____ Given data

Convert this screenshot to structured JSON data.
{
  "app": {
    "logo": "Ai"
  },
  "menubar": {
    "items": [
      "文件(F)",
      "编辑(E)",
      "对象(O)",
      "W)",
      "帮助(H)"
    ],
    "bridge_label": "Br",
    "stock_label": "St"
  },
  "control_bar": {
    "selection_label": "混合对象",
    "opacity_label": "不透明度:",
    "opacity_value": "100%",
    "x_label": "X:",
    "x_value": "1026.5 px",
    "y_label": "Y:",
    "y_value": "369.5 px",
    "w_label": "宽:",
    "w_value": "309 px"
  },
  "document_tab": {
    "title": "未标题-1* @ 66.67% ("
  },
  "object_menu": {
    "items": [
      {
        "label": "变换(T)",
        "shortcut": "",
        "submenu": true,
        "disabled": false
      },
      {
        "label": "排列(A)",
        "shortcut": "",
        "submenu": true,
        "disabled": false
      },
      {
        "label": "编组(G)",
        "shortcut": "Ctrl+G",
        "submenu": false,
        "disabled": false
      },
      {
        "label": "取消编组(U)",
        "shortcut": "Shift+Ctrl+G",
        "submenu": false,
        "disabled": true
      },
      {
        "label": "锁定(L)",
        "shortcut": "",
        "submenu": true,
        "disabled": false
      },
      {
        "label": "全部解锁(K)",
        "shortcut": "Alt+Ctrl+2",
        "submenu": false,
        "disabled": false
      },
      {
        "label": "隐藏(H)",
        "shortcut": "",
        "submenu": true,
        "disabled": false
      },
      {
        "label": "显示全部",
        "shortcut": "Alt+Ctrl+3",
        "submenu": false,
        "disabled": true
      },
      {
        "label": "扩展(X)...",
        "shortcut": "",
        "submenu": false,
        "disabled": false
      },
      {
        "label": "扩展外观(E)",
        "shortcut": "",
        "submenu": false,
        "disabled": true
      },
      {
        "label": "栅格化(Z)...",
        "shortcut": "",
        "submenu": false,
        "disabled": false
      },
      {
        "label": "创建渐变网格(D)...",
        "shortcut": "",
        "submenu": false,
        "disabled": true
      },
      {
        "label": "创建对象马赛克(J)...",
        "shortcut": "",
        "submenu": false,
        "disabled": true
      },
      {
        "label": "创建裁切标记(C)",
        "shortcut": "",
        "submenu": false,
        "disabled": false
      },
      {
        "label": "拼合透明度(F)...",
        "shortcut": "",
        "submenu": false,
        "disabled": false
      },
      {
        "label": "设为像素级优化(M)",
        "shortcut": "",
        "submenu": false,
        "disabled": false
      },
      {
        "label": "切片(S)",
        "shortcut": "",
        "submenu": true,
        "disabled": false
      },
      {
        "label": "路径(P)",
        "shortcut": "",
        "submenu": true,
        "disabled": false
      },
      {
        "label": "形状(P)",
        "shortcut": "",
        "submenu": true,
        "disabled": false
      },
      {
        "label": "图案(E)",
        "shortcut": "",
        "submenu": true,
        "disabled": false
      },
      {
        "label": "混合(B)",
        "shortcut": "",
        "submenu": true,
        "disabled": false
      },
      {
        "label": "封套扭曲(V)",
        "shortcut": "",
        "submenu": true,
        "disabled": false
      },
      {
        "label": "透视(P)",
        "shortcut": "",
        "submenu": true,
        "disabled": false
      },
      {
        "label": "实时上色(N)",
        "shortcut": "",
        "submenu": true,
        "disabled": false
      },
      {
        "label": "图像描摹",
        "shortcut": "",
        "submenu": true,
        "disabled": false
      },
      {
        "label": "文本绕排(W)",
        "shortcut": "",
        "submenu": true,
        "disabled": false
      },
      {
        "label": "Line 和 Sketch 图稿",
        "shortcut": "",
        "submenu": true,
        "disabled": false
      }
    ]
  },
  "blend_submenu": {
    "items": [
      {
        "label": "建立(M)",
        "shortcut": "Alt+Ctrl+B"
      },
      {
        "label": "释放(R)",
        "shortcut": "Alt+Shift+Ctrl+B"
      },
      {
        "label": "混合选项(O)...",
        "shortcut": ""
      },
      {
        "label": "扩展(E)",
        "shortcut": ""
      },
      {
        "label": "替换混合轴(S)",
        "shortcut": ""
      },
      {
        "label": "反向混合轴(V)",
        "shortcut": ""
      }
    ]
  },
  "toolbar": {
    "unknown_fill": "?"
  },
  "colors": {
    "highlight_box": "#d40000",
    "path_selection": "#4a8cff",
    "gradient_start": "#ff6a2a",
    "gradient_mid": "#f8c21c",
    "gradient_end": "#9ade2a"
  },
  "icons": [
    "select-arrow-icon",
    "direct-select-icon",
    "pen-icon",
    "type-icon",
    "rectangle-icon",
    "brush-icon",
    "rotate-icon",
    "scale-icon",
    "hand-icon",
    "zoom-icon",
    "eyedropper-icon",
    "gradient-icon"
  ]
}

________

- Work instructions
Each line holding "Ctrl" must be found and copied.

- Solution to this problem
        "shortcut": "Ctrl+G",
        "shortcut": "Shift+Ctrl+G",
        "shortcut": "Alt+Ctrl+2",
        "shortcut": "Alt+Ctrl+3",
        "shortcut": "Alt+Ctrl+B"
        "shortcut": "Alt+Shift+Ctrl+B"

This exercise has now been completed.